- **What to do**:
Collect all lines below with the string "настоящего".

- **Provided data**:
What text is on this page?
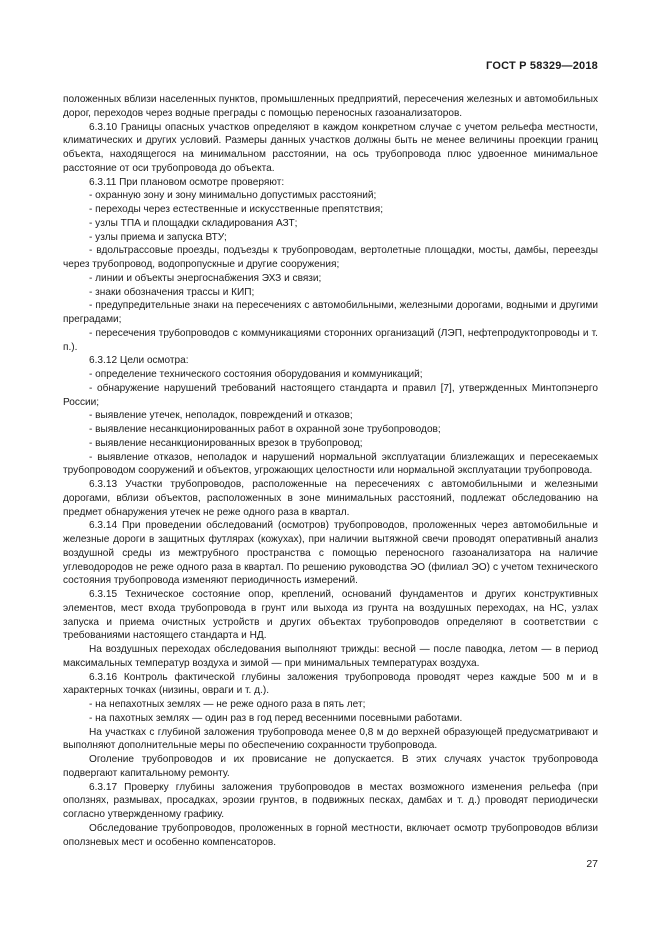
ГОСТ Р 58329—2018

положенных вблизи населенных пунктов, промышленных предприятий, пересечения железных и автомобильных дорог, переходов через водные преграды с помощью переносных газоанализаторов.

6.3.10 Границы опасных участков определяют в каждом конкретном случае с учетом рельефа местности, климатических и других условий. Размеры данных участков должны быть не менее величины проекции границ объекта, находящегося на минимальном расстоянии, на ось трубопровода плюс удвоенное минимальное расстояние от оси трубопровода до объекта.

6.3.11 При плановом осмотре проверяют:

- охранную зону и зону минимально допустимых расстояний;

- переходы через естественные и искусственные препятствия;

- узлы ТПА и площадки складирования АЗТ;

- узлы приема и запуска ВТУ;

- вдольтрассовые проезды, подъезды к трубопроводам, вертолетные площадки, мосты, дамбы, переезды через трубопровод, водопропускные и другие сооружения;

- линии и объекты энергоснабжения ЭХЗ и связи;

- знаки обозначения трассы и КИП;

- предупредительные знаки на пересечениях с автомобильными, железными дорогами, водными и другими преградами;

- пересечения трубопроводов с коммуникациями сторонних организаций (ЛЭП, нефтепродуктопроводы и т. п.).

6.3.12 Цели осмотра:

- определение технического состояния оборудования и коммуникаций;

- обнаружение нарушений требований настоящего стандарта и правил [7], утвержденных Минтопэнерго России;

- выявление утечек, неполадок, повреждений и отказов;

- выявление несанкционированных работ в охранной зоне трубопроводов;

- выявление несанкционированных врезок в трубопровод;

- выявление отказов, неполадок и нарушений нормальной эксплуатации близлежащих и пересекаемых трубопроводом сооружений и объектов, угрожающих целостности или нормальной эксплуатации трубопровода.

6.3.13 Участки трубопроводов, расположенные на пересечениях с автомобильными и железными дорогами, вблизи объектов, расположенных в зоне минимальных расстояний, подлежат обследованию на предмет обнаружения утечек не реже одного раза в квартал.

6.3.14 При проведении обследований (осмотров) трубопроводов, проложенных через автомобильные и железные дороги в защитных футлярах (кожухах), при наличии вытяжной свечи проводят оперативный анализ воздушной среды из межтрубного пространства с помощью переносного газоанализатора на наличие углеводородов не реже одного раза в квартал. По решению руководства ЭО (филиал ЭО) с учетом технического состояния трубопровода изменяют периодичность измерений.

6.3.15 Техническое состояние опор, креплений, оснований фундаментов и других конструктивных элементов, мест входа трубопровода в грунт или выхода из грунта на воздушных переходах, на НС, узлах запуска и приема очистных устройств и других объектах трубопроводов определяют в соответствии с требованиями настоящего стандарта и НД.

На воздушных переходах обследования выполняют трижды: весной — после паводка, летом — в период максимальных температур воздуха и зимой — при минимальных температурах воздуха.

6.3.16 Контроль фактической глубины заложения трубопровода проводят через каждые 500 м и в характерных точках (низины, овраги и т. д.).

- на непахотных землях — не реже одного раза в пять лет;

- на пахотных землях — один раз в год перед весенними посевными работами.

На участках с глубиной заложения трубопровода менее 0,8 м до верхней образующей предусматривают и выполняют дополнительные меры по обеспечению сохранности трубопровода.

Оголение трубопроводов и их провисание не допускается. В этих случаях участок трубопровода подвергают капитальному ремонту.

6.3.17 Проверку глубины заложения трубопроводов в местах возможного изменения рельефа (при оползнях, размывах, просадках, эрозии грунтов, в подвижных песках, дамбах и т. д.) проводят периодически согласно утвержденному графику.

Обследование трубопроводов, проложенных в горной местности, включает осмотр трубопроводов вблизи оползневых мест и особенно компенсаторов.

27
---
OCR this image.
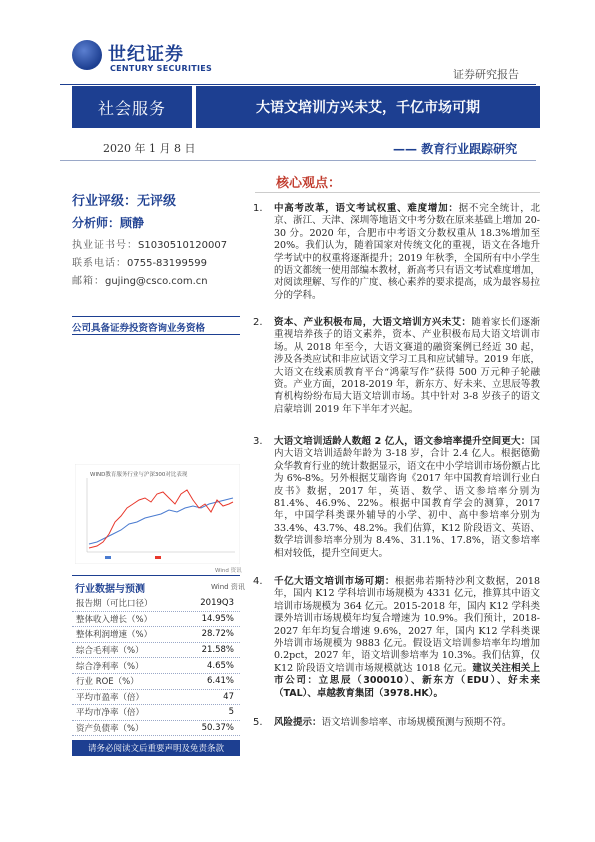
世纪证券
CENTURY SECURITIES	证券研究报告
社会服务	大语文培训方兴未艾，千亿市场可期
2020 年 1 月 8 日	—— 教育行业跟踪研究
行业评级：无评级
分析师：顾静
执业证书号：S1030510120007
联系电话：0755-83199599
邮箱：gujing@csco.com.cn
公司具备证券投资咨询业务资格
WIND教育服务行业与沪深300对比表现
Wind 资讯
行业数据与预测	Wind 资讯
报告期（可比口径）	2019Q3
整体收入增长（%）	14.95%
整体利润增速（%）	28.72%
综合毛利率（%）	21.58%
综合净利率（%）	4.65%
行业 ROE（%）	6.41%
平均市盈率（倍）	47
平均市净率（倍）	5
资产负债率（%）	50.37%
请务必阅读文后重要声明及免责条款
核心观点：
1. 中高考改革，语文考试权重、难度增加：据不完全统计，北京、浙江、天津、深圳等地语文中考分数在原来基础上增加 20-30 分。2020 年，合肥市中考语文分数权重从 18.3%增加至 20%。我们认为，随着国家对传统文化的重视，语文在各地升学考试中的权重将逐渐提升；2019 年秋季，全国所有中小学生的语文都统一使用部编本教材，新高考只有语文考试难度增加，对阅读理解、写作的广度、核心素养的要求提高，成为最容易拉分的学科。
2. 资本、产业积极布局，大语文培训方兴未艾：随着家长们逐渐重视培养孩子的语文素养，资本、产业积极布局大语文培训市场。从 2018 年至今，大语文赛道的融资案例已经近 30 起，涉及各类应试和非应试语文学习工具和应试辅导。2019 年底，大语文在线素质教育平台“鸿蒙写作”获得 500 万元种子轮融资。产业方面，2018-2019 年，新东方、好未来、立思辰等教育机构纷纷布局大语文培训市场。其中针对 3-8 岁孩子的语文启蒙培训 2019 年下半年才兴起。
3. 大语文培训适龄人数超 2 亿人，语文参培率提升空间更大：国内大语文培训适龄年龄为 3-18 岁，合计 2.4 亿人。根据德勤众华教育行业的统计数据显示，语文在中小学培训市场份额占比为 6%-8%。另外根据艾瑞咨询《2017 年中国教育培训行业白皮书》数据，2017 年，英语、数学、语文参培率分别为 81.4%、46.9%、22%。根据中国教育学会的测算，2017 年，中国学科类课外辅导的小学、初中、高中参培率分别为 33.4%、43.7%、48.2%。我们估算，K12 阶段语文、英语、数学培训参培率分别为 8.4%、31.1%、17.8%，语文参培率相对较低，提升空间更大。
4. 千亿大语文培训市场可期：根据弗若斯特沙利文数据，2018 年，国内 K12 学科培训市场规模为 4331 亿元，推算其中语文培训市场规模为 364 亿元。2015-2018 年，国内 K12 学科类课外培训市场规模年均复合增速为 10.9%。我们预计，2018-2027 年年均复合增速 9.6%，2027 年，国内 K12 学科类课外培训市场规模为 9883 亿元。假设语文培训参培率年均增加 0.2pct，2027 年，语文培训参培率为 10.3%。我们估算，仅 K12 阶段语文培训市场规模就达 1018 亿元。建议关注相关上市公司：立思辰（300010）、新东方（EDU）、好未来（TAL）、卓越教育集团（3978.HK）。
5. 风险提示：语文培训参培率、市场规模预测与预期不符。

- **Response to this exercise**:
- обнаружение нарушений требований настоящего стандарта и правил [7], утвержденных Минтопэнерго России;
6.3.15 Техническое состояние опор, креплений, оснований фундаментов и других конструктивных элементов, мест входа трубопровода в грунт или выхода из грунта на воздушных переходах, на НС, узлах запуска и приема очистных устройств и других объектах трубопроводов определяют в соответствии с требованиями настоящего стандарта и НД.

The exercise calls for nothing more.